*SET EXERCISE*. Are you able to quote each entry exactly as written?

*RECORDS FOR THIS TASK*.
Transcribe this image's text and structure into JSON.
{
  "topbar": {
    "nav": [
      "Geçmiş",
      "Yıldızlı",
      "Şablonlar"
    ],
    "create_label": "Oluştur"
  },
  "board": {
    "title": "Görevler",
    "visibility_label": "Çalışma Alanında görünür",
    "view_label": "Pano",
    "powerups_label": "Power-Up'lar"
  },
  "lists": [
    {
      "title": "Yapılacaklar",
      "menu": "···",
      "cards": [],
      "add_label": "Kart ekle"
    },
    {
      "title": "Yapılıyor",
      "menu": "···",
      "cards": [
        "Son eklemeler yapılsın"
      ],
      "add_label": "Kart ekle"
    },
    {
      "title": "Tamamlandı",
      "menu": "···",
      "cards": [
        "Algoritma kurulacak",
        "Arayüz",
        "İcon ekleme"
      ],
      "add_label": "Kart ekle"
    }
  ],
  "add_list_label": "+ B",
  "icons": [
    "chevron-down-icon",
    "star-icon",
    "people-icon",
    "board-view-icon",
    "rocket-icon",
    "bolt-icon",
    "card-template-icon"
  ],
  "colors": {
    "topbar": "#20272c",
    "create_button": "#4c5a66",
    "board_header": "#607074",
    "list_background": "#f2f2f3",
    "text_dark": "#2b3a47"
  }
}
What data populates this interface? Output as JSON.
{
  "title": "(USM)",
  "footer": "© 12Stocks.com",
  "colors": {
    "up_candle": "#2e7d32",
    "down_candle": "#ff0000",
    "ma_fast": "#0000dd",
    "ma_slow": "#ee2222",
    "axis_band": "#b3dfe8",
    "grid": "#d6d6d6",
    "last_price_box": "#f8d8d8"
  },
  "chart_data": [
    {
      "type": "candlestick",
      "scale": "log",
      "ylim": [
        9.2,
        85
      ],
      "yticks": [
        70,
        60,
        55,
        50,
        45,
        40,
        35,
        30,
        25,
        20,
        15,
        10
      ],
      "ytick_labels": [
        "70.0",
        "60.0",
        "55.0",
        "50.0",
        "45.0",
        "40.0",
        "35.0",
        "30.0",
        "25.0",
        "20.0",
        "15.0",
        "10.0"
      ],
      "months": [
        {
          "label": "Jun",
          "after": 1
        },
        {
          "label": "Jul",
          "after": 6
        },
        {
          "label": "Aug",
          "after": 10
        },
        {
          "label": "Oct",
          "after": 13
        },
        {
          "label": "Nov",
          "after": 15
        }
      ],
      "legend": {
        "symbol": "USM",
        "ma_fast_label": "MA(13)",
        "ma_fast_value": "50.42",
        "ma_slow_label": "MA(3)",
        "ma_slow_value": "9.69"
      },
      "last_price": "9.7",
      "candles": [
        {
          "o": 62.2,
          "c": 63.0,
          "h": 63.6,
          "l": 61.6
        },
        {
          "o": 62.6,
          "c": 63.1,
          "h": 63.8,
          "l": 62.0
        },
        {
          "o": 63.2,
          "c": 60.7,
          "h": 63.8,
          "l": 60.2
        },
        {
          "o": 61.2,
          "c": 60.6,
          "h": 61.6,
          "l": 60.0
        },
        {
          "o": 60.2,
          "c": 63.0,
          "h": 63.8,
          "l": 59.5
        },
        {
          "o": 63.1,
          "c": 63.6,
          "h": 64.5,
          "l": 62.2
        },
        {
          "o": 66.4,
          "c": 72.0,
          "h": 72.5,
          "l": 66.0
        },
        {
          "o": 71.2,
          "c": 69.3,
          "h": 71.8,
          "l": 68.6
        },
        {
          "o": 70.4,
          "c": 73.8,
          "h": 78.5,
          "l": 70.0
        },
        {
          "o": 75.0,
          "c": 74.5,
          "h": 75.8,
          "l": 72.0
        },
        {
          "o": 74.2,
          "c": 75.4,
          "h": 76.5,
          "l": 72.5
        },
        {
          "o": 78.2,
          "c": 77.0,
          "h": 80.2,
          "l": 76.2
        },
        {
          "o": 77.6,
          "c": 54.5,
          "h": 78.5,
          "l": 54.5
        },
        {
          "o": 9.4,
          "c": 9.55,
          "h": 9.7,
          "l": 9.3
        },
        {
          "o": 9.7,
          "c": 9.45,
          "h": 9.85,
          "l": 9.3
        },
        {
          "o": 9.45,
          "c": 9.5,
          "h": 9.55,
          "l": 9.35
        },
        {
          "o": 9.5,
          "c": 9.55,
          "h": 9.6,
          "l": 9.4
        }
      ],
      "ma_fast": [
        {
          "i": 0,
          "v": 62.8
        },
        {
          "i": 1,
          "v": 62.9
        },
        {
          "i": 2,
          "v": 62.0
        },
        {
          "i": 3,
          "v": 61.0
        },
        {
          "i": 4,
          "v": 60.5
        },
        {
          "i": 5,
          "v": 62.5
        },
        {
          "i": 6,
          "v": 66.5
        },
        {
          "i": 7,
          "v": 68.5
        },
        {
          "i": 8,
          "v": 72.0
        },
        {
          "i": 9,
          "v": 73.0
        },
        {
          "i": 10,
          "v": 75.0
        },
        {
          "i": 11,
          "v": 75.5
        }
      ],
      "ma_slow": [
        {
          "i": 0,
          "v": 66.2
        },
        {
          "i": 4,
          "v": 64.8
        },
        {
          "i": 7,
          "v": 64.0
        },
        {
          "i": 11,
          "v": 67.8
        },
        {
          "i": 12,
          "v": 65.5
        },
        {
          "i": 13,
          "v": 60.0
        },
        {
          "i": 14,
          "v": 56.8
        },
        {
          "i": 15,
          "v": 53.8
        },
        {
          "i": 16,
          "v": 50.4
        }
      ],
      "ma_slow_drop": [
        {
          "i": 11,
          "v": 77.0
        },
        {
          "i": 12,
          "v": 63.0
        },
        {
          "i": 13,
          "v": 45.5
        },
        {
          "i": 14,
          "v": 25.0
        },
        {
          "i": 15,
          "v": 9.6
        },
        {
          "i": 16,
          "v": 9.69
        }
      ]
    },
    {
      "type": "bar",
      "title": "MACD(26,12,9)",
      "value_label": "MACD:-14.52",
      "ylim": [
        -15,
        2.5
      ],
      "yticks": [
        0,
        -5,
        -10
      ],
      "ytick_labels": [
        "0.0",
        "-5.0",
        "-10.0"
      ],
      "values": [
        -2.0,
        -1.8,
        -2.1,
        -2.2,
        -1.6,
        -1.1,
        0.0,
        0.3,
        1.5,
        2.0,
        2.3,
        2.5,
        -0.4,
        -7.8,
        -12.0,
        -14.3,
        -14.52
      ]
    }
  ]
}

*EXERCISE RESPONSE*.
Transcribe this image's text and structure into JSON.
{
  "topbar": {
    "nav": [
      "Geçmiş",
      "Yıldızlı",
      "Şablonlar"
    ],
    "create_label": "Oluştur"
  },
  "board": {
    "title": "Görevler",
    "visibility_label": "Çalışma Alanında görünür",
    "view_label": "Pano",
    "powerups_label": "Power-Up'lar"
  },
  "lists": [
    {
      "title": "Yapılacaklar",
      "menu": "···",
      "cards": [],
      "add_label": "Kart ekle"
    },
    {
      "title": "Yapılıyor",
      "menu": "···",
      "cards": [
        "Son eklemeler yapılsın"
      ],
      "add_label": "Kart ekle"
    },
    {
      "title": "Tamamlandı",
      "menu": "···",
      "cards": [
        "Algoritma kurulacak",
        "Arayüz",
        "İcon ekleme"
      ],
      "add_label": "Kart ekle"
    }
  ],
  "add_list_label": "+ B",
  "icons": [
    "chevron-down-icon",
    "star-icon",
    "people-icon",
    "board-view-icon",
    "rocket-icon",
    "bolt-icon",
    "card-template-icon"
  ],
  "colors": {
    "topbar": "#20272c",
    "create_button": "#4c5a66",
    "board_header": "#607074",
    "list_background": "#f2f2f3",
    "text_dark": "#2b3a47"
  }
}
What data populates this interface? Output as JSON.
{
  "title": "(USM)",
  "footer": "© 12Stocks.com",
  "colors": {
    "up_candle": "#2e7d32",
    "down_candle": "#ff0000",
    "ma_fast": "#0000dd",
    "ma_slow": "#ee2222",
    "axis_band": "#b3dfe8",
    "grid": "#d6d6d6",
    "last_price_box": "#f8d8d8"
  },
  "chart_data": [
    {
      "type": "candlestick",
      "scale": "log",
      "ylim": [
        9.2,
        85
      ],
      "yticks": [
        70,
        60,
        55,
        50,
        45,
        40,
        35,
        30,
        25,
        20,
        15,
        10
      ],
      "ytick_labels": [
        "70.0",
        "60.0",
        "55.0",
        "50.0",
        "45.0",
        "40.0",
        "35.0",
        "30.0",
        "25.0",
        "20.0",
        "15.0",
        "10.0"
      ],
      "months": [
        {
          "label": "Jun",
          "after": 1
        },
        {
          "label": "Jul",
          "after": 6
        },
        {
          "label": "Aug",
          "after": 10
        },
        {
          "label": "Oct",
          "after": 13
        },
        {
          "label": "Nov",
          "after": 15
        }
      ],
      "legend": {
        "symbol": "USM",
        "ma_fast_label": "MA(13)",
        "ma_fast_value": "50.42",
        "ma_slow_label": "MA(3)",
        "ma_slow_value": "9.69"
      },
      "last_price": "9.7",
      "candles": [
        {
          "o": 62.2,
          "c": 63.0,
          "h": 63.6,
          "l": 61.6
        },
        {
          "o": 62.6,
          "c": 63.1,
          "h": 63.8,
          "l": 62.0
        },
        {
          "o": 63.2,
          "c": 60.7,
          "h": 63.8,
          "l": 60.2
        },
        {
          "o": 61.2,
          "c": 60.6,
          "h": 61.6,
          "l": 60.0
        },
        {
          "o": 60.2,
          "c": 63.0,
          "h": 63.8,
          "l": 59.5
        },
        {
          "o": 63.1,
          "c": 63.6,
          "h": 64.5,
          "l": 62.2
        },
        {
          "o": 66.4,
          "c": 72.0,
          "h": 72.5,
          "l": 66.0
        },
        {
          "o": 71.2,
          "c": 69.3,
          "h": 71.8,
          "l": 68.6
        },
        {
          "o": 70.4,
          "c": 73.8,
          "h": 78.5,
          "l": 70.0
        },
        {
          "o": 75.0,
          "c": 74.5,
          "h": 75.8,
          "l": 72.0
        },
        {
          "o": 74.2,
          "c": 75.4,
          "h": 76.5,
          "l": 72.5
        },
        {
          "o": 78.2,
          "c": 77.0,
          "h": 80.2,
          "l": 76.2
        },
        {
          "o": 77.6,
          "c": 54.5,
          "h": 78.5,
          "l": 54.5
        },
        {
          "o": 9.4,
          "c": 9.55,
          "h": 9.7,
          "l": 9.3
        },
        {
          "o": 9.7,
          "c": 9.45,
          "h": 9.85,
          "l": 9.3
        },
        {
          "o": 9.45,
          "c": 9.5,
          "h": 9.55,
          "l": 9.35
        },
        {
          "o": 9.5,
          "c": 9.55,
          "h": 9.6,
          "l": 9.4
        }
      ],
      "ma_fast": [
        {
          "i": 0,
          "v": 62.8
        },
        {
          "i": 1,
          "v": 62.9
        },
        {
          "i": 2,
          "v": 62.0
        },
        {
          "i": 3,
          "v": 61.0
        },
        {
          "i": 4,
          "v": 60.5
        },
        {
          "i": 5,
          "v": 62.5
        },
        {
          "i": 6,
          "v": 66.5
        },
        {
          "i": 7,
          "v": 68.5
        },
        {
          "i": 8,
          "v": 72.0
        },
        {
          "i": 9,
          "v": 73.0
        },
        {
          "i": 10,
          "v": 75.0
        },
        {
          "i": 11,
          "v": 75.5
        }
      ],
      "ma_slow": [
        {
          "i": 0,
          "v": 66.2
        },
        {
          "i": 4,
          "v": 64.8
        },
        {
          "i": 7,
          "v": 64.0
        },
        {
          "i": 11,
          "v": 67.8
        },
        {
          "i": 12,
          "v": 65.5
        },
        {
          "i": 13,
          "v": 60.0
        },
        {
          "i": 14,
          "v": 56.8
        },
        {
          "i": 15,
          "v": 53.8
        },
        {
          "i": 16,
          "v": 50.4
        }
      ],
      "ma_slow_drop": [
        {
          "i": 11,
          "v": 77.0
        },
        {
          "i": 12,
          "v": 63.0
        },
        {
          "i": 13,
          "v": 45.5
        },
        {
          "i": 14,
          "v": 25.0
        },
        {
          "i": 15,
          "v": 9.6
        },
        {
          "i": 16,
          "v": 9.69
        }
      ]
    },
    {
      "type": "bar",
      "title": "MACD(26,12,9)",
      "value_label": "MACD:-14.52",
      "ylim": [
        -15,
        2.5
      ],
      "yticks": [
        0,
        -5,
        -10
      ],
      "ytick_labels": [
        "0.0",
        "-5.0",
        "-10.0"
      ],
      "values": [
        -2.0,
        -1.8,
        -2.1,
        -2.2,
        -1.6,
        -1.1,
        0.0,
        0.3,
        1.5,
        2.0,
        2.3,
        2.5,
        -0.4,
        -7.8,
        -12.0,
        -14.3,
        -14.52
      ]
    }
  ]
}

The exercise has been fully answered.